Dataset content
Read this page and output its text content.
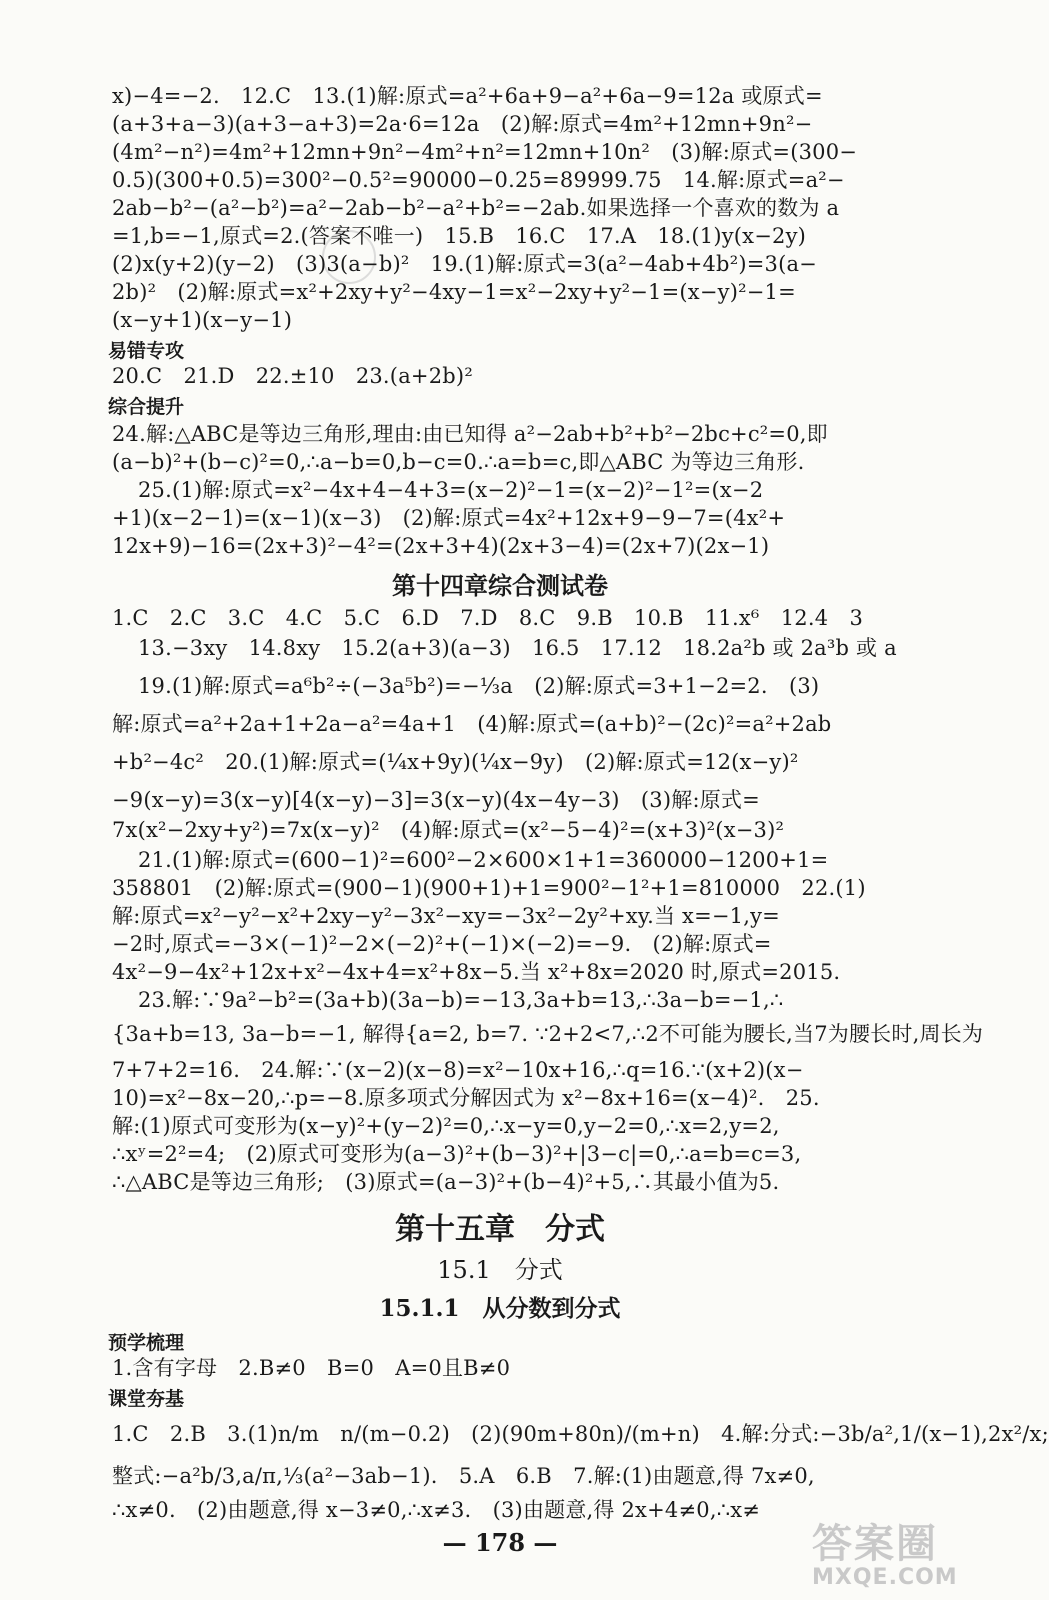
x)−4=−2.　12.C　13.(1)解:原式=a²+6a+9−a²+6a−9=12a 或原式=
(a+3+a−3)(a+3−a+3)=2a·6=12a　(2)解:原式=4m²+12mn+9n²−
(4m²−n²)=4m²+12mn+9n²−4m²+n²=12mn+10n²　(3)解:原式=(300−
0.5)(300+0.5)=300²−0.5²=90000−0.25=89999.75　14.解:原式=a²−
2ab−b²−(a²−b²)=a²−2ab−b²−a²+b²=−2ab.如果选择一个喜欢的数为 a
=1,b=−1,原式=2.(答案不唯一)　15.B　16.C　17.A　18.(1)y(x−2y)
(2)x(y+2)(y−2)　(3)3(a−b)²　19.(1)解:原式=3(a²−4ab+4b²)=3(a−
2b)²　(2)解:原式=x²+2xy+y²−4xy−1=x²−2xy+y²−1=(x−y)²−1=
(x−y+1)(x−y−1)
易错专攻
20.C　21.D　22.±10　23.(a+2b)²
综合提升
24.解:△ABC是等边三角形,理由:由已知得 a²−2ab+b²+b²−2bc+c²=0,即
(a−b)²+(b−c)²=0,∴a−b=0,b−c=0.∴a=b=c,即△ABC 为等边三角形.
25.(1)解:原式=x²−4x+4−4+3=(x−2)²−1=(x−2)²−1²=(x−2
+1)(x−2−1)=(x−1)(x−3)　(2)解:原式=4x²+12x+9−9−7=(4x²+
12x+9)−16=(2x+3)²−4²=(2x+3+4)(2x+3−4)=(2x+7)(2x−1)
第十四章综合测试卷
1.C　2.C　3.C　4.C　5.C　6.D　7.D　8.C　9.B　10.B　11.x⁶　12.4　3
13.−3xy　14.8xy　15.2(a+3)(a−3)　16.5　17.12　18.2a²b 或 2a³b 或 a
19.(1)解:原式=a⁶b²÷(−3a⁵b²)=−⅓a　(2)解:原式=3+1−2=2.　(3)
解:原式=a²+2a+1+2a−a²=4a+1　(4)解:原式=(a+b)²−(2c)²=a²+2ab
+b²−4c²　20.(1)解:原式=(¼x+9y)(¼x−9y)　(2)解:原式=12(x−y)²
−9(x−y)=3(x−y)[4(x−y)−3]=3(x−y)(4x−4y−3)　(3)解:原式=
7x(x²−2xy+y²)=7x(x−y)²　(4)解:原式=(x²−5−4)²=(x+3)²(x−3)²
21.(1)解:原式=(600−1)²=600²−2×600×1+1=360000−1200+1=
358801　(2)解:原式=(900−1)(900+1)+1=900²−1²+1=810000　22.(1)
解:原式=x²−y²−x²+2xy−y²−3x²−xy=−3x²−2y²+xy.当 x=−1,y=
−2时,原式=−3×(−1)²−2×(−2)²+(−1)×(−2)=−9.　(2)解:原式=
4x²−9−4x²+12x+x²−4x+4=x²+8x−5.当 x²+8x=2020 时,原式=2015.
23.解:∵9a²−b²=(3a+b)(3a−b)=−13,3a+b=13,∴3a−b=−1,∴
{3a+b=13, 3a−b=−1, 解得{a=2, b=7. ∵2+2<7,∴2不可能为腰长,当7为腰长时,周长为
7+7+2=16.　24.解:∵(x−2)(x−8)=x²−10x+16,∴q=16.∵(x+2)(x−
10)=x²−8x−20,∴p=−8.原多项式分解因式为 x²−8x+16=(x−4)².　25.
解:(1)原式可变形为(x−y)²+(y−2)²=0,∴x−y=0,y−2=0,∴x=2,y=2,
∴xʸ=2²=4;　(2)原式可变形为(a−3)²+(b−3)²+|3−c|=0,∴a=b=c=3,
∴△ABC是等边三角形;　(3)原式=(a−3)²+(b−4)²+5,∴其最小值为5.
第十五章　分式
15.1　分式
15.1.1　从分数到分式
预学梳理
1.含有字母　2.B≠0　B=0　A=0且B≠0
课堂夯基
1.C　2.B　3.(1)n/m　n/(m−0.2)　(2)(90m+80n)/(m+n)　4.解:分式:−3b/a²,1/(x−1),2x²/x;
整式:−a²b/3,a/π,⅓(a²−3ab−1).　5.A　6.B　7.解:(1)由题意,得 7x≠0,
∴x≠0.　(2)由题意,得 x−3≠0,∴x≠3.　(3)由题意,得 2x+4≠0,∴x≠
— 178 —	答案圈
MXQE.COM
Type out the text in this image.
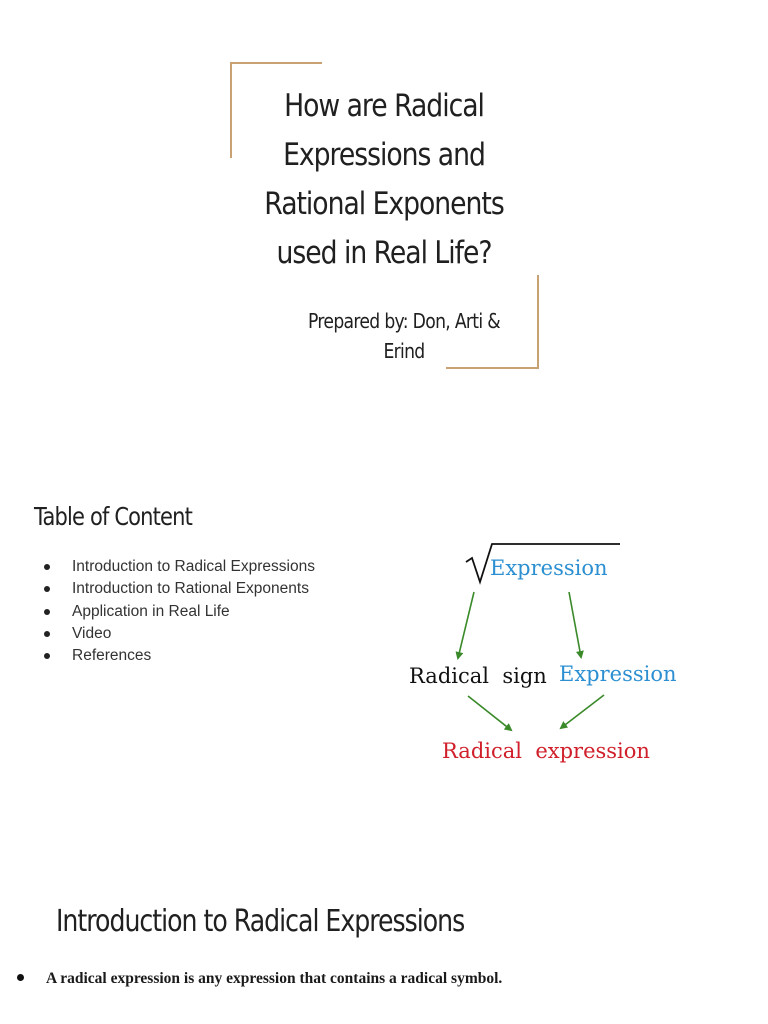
How are Radical Expressions and Rational Exponents used in Real Life?
Prepared by: Don, Arti & Erind
Table of Content
Introduction to Radical Expressions
Introduction to Rational Exponents
Application in Real Life
Video
References
Expression
Radical  sign Expression
Radical  expression
Introduction to Radical Expressions
A radical expression is any expression that contains a radical symbol.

Exercise objective
Your copy should repeat each entry above exactly but contain no pictures.

Written answer
Read this page and output its text content.
x)−4=−2.　12.C　13.(1)解:原式=a²+6a+9−a²+6a−9=12a 或原式=
(a+3+a−3)(a+3−a+3)=2a·6=12a　(2)解:原式=4m²+12mn+9n²−
(4m²−n²)=4m²+12mn+9n²−4m²+n²=12mn+10n²　(3)解:原式=(300−
0.5)(300+0.5)=300²−0.5²=90000−0.25=89999.75　14.解:原式=a²−
2ab−b²−(a²−b²)=a²−2ab−b²−a²+b²=−2ab.如果选择一个喜欢的数为 a
=1,b=−1,原式=2.(答案不唯一)　15.B　16.C　17.A　18.(1)y(x−2y)
(2)x(y+2)(y−2)　(3)3(a−b)²　19.(1)解:原式=3(a²−4ab+4b²)=3(a−
2b)²　(2)解:原式=x²+2xy+y²−4xy−1=x²−2xy+y²−1=(x−y)²−1=
(x−y+1)(x−y−1)
易错专攻
20.C　21.D　22.±10　23.(a+2b)²
综合提升
24.解:△ABC是等边三角形,理由:由已知得 a²−2ab+b²+b²−2bc+c²=0,即
(a−b)²+(b−c)²=0,∴a−b=0,b−c=0.∴a=b=c,即△ABC 为等边三角形.
25.(1)解:原式=x²−4x+4−4+3=(x−2)²−1=(x−2)²−1²=(x−2
+1)(x−2−1)=(x−1)(x−3)　(2)解:原式=4x²+12x+9−9−7=(4x²+
12x+9)−16=(2x+3)²−4²=(2x+3+4)(2x+3−4)=(2x+7)(2x−1)
第十四章综合测试卷
1.C　2.C　3.C　4.C　5.C　6.D　7.D　8.C　9.B　10.B　11.x⁶　12.4　3
13.−3xy　14.8xy　15.2(a+3)(a−3)　16.5　17.12　18.2a²b 或 2a³b 或 a
19.(1)解:原式=a⁶b²÷(−3a⁵b²)=−⅓a　(2)解:原式=3+1−2=2.　(3)
解:原式=a²+2a+1+2a−a²=4a+1　(4)解:原式=(a+b)²−(2c)²=a²+2ab
+b²−4c²　20.(1)解:原式=(¼x+9y)(¼x−9y)　(2)解:原式=12(x−y)²
−9(x−y)=3(x−y)[4(x−y)−3]=3(x−y)(4x−4y−3)　(3)解:原式=
7x(x²−2xy+y²)=7x(x−y)²　(4)解:原式=(x²−5−4)²=(x+3)²(x−3)²
21.(1)解:原式=(600−1)²=600²−2×600×1+1=360000−1200+1=
358801　(2)解:原式=(900−1)(900+1)+1=900²−1²+1=810000　22.(1)
解:原式=x²−y²−x²+2xy−y²−3x²−xy=−3x²−2y²+xy.当 x=−1,y=
−2时,原式=−3×(−1)²−2×(−2)²+(−1)×(−2)=−9.　(2)解:原式=
4x²−9−4x²+12x+x²−4x+4=x²+8x−5.当 x²+8x=2020 时,原式=2015.
23.解:∵9a²−b²=(3a+b)(3a−b)=−13,3a+b=13,∴3a−b=−1,∴
{3a+b=13, 3a−b=−1, 解得{a=2, b=7. ∵2+2<7,∴2不可能为腰长,当7为腰长时,周长为
7+7+2=16.　24.解:∵(x−2)(x−8)=x²−10x+16,∴q=16.∵(x+2)(x−
10)=x²−8x−20,∴p=−8.原多项式分解因式为 x²−8x+16=(x−4)².　25.
解:(1)原式可变形为(x−y)²+(y−2)²=0,∴x−y=0,y−2=0,∴x=2,y=2,
∴xʸ=2²=4;　(2)原式可变形为(a−3)²+(b−3)²+|3−c|=0,∴a=b=c=3,
∴△ABC是等边三角形;　(3)原式=(a−3)²+(b−4)²+5,∴其最小值为5.
第十五章　分式
15.1　分式
15.1.1　从分数到分式
预学梳理
1.含有字母　2.B≠0　B=0　A=0且B≠0
课堂夯基
1.C　2.B　3.(1)n/m　n/(m−0.2)　(2)(90m+80n)/(m+n)　4.解:分式:−3b/a²,1/(x−1),2x²/x;
整式:−a²b/3,a/π,⅓(a²−3ab−1).　5.A　6.B　7.解:(1)由题意,得 7x≠0,
∴x≠0.　(2)由题意,得 x−3≠0,∴x≠3.　(3)由题意,得 2x+4≠0,∴x≠
— 178 —	答案圈
MXQE.COM
Type out the text in this image.
How are Radical Expressions and Rational Exponents used in Real Life?
Prepared by: Don, Arti & Erind
Table of Content
Introduction to Radical Expressions
Introduction to Rational Exponents
Application in Real Life
Video
References
Expression
Radical  sign Expression
Radical  expression
Introduction to Radical Expressions
A radical expression is any expression that contains a radical symbol.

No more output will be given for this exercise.